• [Exercise objective]: Write out the material exactly. Do not include the pictures.

═════ Record set

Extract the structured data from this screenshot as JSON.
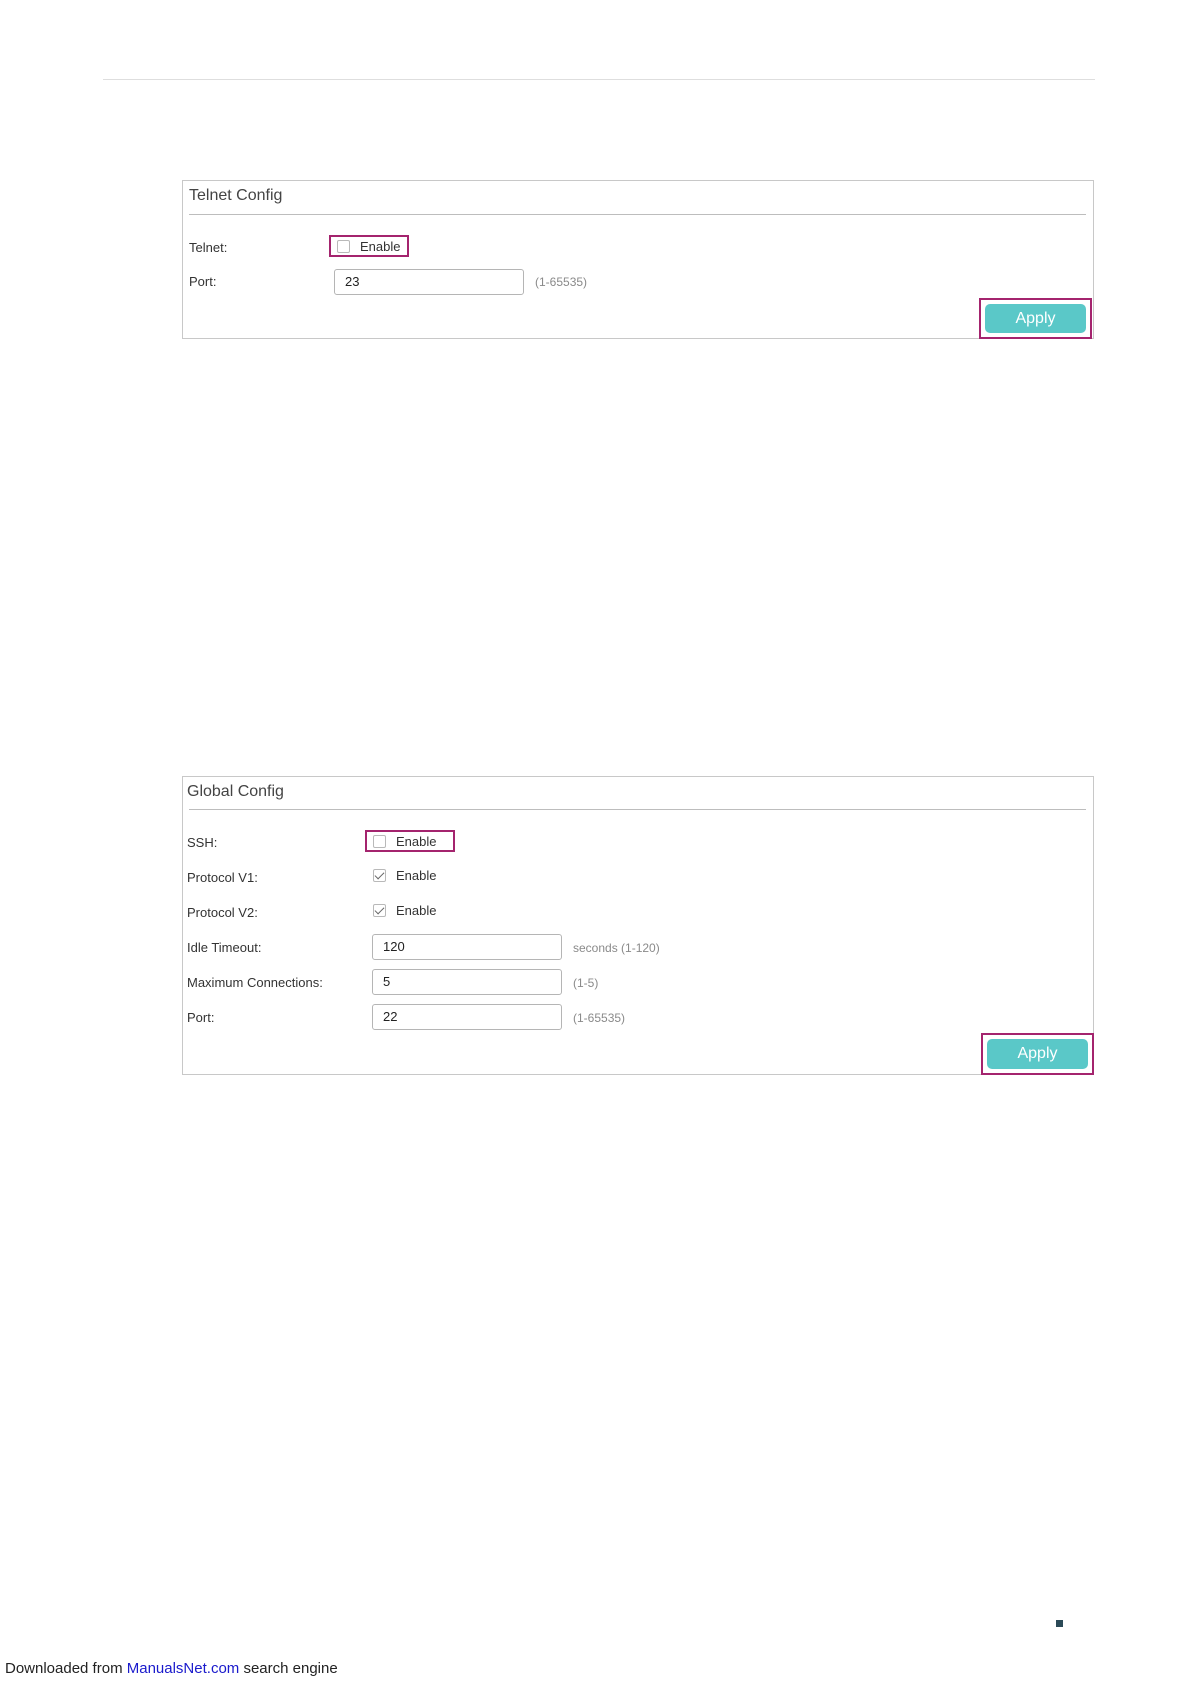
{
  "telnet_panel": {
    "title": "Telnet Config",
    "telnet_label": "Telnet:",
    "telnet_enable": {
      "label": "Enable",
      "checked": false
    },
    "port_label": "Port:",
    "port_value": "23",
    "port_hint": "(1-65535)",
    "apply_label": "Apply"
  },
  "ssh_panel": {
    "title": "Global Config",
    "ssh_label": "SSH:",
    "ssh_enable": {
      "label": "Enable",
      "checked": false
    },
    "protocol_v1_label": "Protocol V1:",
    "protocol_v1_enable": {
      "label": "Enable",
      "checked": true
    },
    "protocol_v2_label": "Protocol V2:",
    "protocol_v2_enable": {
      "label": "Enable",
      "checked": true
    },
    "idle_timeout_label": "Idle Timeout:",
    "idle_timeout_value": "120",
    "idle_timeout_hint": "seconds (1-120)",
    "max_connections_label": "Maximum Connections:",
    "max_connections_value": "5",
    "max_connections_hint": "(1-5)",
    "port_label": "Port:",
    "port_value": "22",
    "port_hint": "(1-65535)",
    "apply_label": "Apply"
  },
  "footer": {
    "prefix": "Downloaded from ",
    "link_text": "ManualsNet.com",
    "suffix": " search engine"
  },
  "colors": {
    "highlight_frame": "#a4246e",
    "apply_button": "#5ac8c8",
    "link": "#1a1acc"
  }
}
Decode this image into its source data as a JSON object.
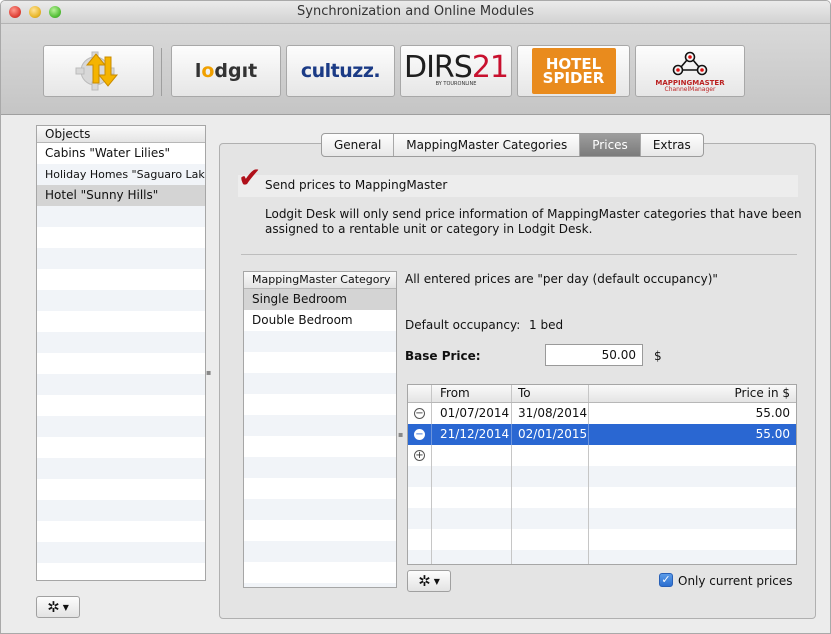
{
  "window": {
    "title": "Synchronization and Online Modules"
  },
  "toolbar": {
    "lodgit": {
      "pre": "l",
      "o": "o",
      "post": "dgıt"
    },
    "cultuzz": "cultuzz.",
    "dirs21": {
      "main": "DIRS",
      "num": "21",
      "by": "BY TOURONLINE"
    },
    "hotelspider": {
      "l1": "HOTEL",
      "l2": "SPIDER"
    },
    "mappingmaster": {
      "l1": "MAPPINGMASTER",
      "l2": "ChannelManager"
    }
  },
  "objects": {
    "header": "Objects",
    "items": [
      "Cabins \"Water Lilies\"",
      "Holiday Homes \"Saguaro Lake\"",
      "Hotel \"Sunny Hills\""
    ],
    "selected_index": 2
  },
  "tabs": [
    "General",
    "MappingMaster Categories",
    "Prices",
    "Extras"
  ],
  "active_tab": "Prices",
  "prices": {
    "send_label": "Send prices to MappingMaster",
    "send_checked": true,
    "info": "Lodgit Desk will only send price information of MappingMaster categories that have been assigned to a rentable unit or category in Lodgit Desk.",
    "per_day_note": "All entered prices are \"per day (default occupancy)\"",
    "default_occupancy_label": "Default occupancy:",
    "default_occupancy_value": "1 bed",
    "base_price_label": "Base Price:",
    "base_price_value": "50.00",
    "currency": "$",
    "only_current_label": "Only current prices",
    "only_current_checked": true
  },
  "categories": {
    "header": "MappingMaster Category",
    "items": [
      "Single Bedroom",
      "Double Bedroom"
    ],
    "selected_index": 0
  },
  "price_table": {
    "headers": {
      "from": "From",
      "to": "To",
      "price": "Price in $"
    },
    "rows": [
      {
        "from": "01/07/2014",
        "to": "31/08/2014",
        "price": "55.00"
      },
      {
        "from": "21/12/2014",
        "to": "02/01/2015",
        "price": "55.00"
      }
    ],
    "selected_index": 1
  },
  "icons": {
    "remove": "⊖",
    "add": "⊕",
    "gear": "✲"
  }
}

══════════

• [Task response]:
Extract the structured data from this screenshot as JSON.
{
  "telnet_panel": {
    "title": "Telnet Config",
    "telnet_label": "Telnet:",
    "telnet_enable": {
      "label": "Enable",
      "checked": false
    },
    "port_label": "Port:",
    "port_value": "23",
    "port_hint": "(1-65535)",
    "apply_label": "Apply"
  },
  "ssh_panel": {
    "title": "Global Config",
    "ssh_label": "SSH:",
    "ssh_enable": {
      "label": "Enable",
      "checked": false
    },
    "protocol_v1_label": "Protocol V1:",
    "protocol_v1_enable": {
      "label": "Enable",
      "checked": true
    },
    "protocol_v2_label": "Protocol V2:",
    "protocol_v2_enable": {
      "label": "Enable",
      "checked": true
    },
    "idle_timeout_label": "Idle Timeout:",
    "idle_timeout_value": "120",
    "idle_timeout_hint": "seconds (1-120)",
    "max_connections_label": "Maximum Connections:",
    "max_connections_value": "5",
    "max_connections_hint": "(1-5)",
    "port_label": "Port:",
    "port_value": "22",
    "port_hint": "(1-65535)",
    "apply_label": "Apply"
  },
  "footer": {
    "prefix": "Downloaded from ",
    "link_text": "ManualsNet.com",
    "suffix": " search engine"
  },
  "colors": {
    "highlight_frame": "#a4246e",
    "apply_button": "#5ac8c8",
    "link": "#1a1acc"
  }
}
Decode this image into its source data as a JSON object.
{
  "window": {
    "title": "Synchronization and Online Modules"
  },
  "toolbar": {
    "lodgit": {
      "pre": "l",
      "o": "o",
      "post": "dgıt"
    },
    "cultuzz": "cultuzz.",
    "dirs21": {
      "main": "DIRS",
      "num": "21",
      "by": "BY TOURONLINE"
    },
    "hotelspider": {
      "l1": "HOTEL",
      "l2": "SPIDER"
    },
    "mappingmaster": {
      "l1": "MAPPINGMASTER",
      "l2": "ChannelManager"
    }
  },
  "objects": {
    "header": "Objects",
    "items": [
      "Cabins \"Water Lilies\"",
      "Holiday Homes \"Saguaro Lake\"",
      "Hotel \"Sunny Hills\""
    ],
    "selected_index": 2
  },
  "tabs": [
    "General",
    "MappingMaster Categories",
    "Prices",
    "Extras"
  ],
  "active_tab": "Prices",
  "prices": {
    "send_label": "Send prices to MappingMaster",
    "send_checked": true,
    "info": "Lodgit Desk will only send price information of MappingMaster categories that have been assigned to a rentable unit or category in Lodgit Desk.",
    "per_day_note": "All entered prices are \"per day (default occupancy)\"",
    "default_occupancy_label": "Default occupancy:",
    "default_occupancy_value": "1 bed",
    "base_price_label": "Base Price:",
    "base_price_value": "50.00",
    "currency": "$",
    "only_current_label": "Only current prices",
    "only_current_checked": true
  },
  "categories": {
    "header": "MappingMaster Category",
    "items": [
      "Single Bedroom",
      "Double Bedroom"
    ],
    "selected_index": 0
  },
  "price_table": {
    "headers": {
      "from": "From",
      "to": "To",
      "price": "Price in $"
    },
    "rows": [
      {
        "from": "01/07/2014",
        "to": "31/08/2014",
        "price": "55.00"
      },
      {
        "from": "21/12/2014",
        "to": "02/01/2015",
        "price": "55.00"
      }
    ],
    "selected_index": 1
  },
  "icons": {
    "remove": "⊖",
    "add": "⊕",
    "gear": "✲"
  }
}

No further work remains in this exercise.